Data entries
──────────
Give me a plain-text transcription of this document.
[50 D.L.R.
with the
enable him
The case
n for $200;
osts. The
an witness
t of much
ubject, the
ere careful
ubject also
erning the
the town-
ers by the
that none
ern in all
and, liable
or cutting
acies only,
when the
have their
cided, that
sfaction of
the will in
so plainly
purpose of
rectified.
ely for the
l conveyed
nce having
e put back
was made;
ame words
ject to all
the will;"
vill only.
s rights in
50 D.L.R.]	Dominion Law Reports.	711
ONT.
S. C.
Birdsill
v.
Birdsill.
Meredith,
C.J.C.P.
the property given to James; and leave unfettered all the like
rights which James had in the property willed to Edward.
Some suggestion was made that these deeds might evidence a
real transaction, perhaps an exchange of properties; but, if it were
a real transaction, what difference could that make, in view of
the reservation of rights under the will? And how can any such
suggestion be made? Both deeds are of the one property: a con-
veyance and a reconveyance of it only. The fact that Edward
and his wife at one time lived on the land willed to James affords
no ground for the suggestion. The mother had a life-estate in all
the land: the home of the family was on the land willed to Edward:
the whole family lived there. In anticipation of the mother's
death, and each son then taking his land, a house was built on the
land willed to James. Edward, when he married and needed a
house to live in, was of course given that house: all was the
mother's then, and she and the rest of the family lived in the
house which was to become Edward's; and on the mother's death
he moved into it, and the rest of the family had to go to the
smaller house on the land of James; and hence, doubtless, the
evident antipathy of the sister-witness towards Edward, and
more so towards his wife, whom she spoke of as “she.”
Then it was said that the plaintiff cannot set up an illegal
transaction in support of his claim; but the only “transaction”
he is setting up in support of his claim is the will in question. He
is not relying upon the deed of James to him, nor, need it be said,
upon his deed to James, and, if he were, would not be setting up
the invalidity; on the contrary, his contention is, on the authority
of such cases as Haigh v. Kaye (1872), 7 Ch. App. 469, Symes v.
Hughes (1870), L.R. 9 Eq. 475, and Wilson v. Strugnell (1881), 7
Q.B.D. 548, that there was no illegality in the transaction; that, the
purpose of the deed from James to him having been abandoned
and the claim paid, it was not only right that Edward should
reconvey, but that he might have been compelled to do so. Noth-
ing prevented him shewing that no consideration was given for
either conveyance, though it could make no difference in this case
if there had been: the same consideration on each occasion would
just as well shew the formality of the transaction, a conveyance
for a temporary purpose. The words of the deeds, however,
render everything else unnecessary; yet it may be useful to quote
──────────
_Instructions to follow_. Work out how many lines of the listing above include the word "mother". Reply with nothing but the count.

_In response_. 4